Figure record extracts
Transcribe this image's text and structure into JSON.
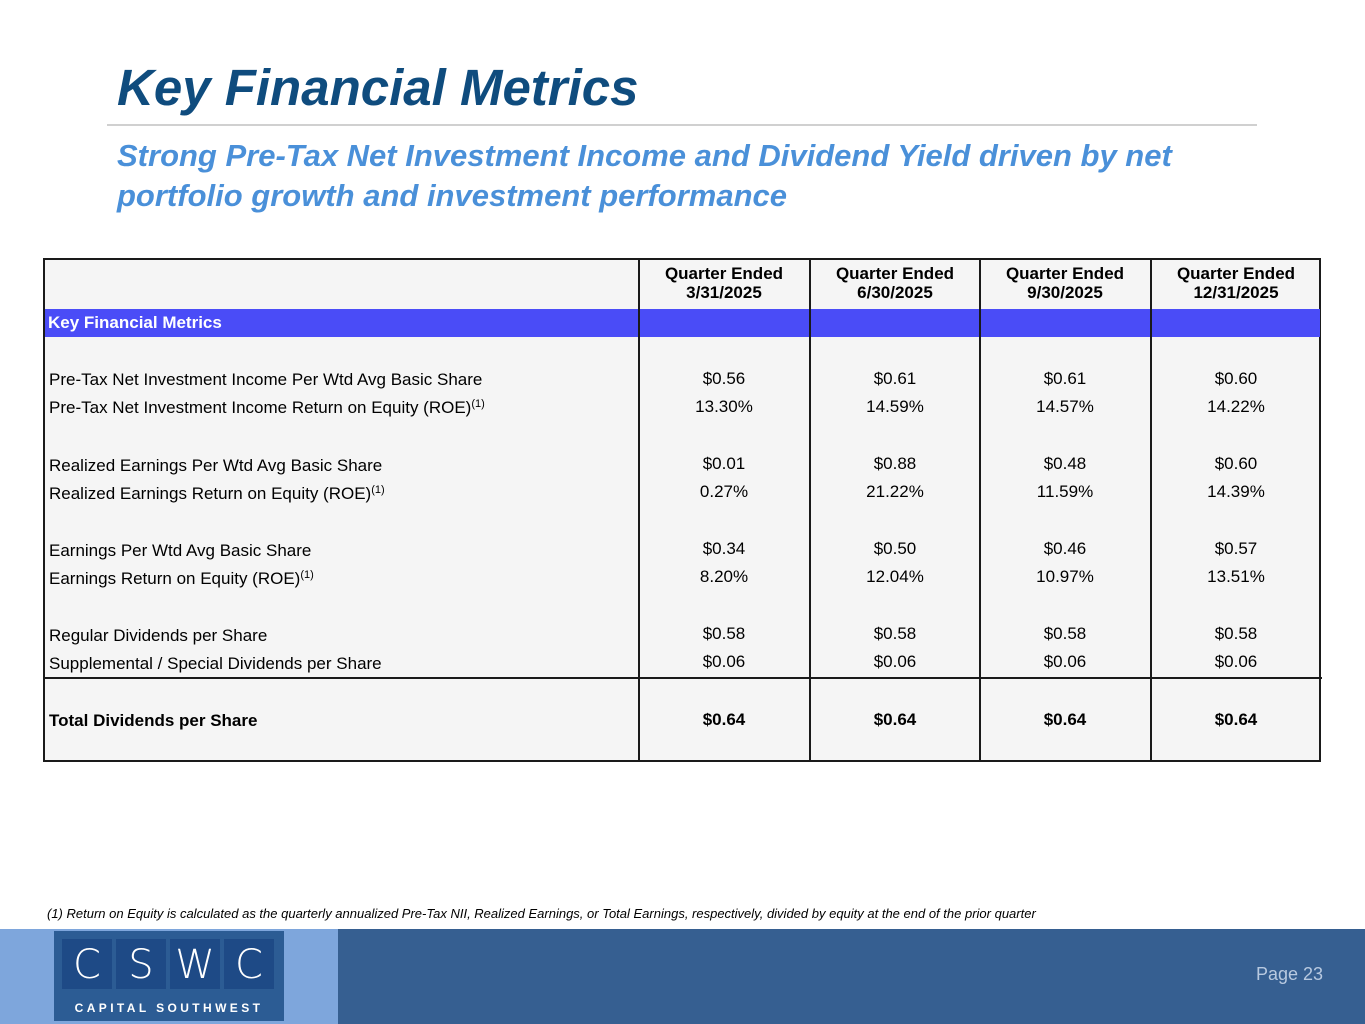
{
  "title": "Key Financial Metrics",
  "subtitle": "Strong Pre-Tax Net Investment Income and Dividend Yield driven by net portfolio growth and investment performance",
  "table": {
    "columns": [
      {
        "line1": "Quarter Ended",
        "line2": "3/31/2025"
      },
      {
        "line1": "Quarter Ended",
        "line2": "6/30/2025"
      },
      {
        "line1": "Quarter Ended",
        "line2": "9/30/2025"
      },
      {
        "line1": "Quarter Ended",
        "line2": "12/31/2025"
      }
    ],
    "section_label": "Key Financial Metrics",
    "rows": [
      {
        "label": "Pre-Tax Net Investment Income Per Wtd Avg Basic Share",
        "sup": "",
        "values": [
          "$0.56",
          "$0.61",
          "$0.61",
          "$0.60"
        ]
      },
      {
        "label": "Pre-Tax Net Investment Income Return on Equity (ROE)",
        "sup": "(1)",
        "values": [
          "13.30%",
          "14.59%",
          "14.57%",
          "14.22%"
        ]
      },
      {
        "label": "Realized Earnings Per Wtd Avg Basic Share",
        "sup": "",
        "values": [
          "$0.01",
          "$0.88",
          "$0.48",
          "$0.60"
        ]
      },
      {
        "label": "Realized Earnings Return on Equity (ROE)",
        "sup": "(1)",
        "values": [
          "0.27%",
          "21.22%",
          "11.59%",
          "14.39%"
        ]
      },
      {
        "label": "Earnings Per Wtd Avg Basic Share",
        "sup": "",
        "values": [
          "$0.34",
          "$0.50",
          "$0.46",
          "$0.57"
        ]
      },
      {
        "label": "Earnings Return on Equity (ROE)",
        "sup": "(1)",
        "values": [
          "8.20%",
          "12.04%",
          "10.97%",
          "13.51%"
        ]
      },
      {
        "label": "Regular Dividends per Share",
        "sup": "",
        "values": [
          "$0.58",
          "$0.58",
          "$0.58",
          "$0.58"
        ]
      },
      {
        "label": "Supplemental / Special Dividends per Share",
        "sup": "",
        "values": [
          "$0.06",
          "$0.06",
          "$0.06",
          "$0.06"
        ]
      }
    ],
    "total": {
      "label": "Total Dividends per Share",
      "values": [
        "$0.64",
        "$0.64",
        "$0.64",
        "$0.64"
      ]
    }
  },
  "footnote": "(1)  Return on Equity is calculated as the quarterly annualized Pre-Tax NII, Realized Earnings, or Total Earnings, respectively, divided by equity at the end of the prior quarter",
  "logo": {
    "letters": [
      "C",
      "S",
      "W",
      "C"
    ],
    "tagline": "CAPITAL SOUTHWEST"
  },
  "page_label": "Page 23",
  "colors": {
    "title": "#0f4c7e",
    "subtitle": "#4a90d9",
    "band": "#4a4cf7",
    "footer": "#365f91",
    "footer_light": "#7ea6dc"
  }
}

Stated goal
Lines from the records above that hold "Dividends" are the ones to list.

Reply
        "label": "Regular Dividends per Share",
        "label": "Supplemental / Special Dividends per Share",
      "label": "Total Dividends per Share",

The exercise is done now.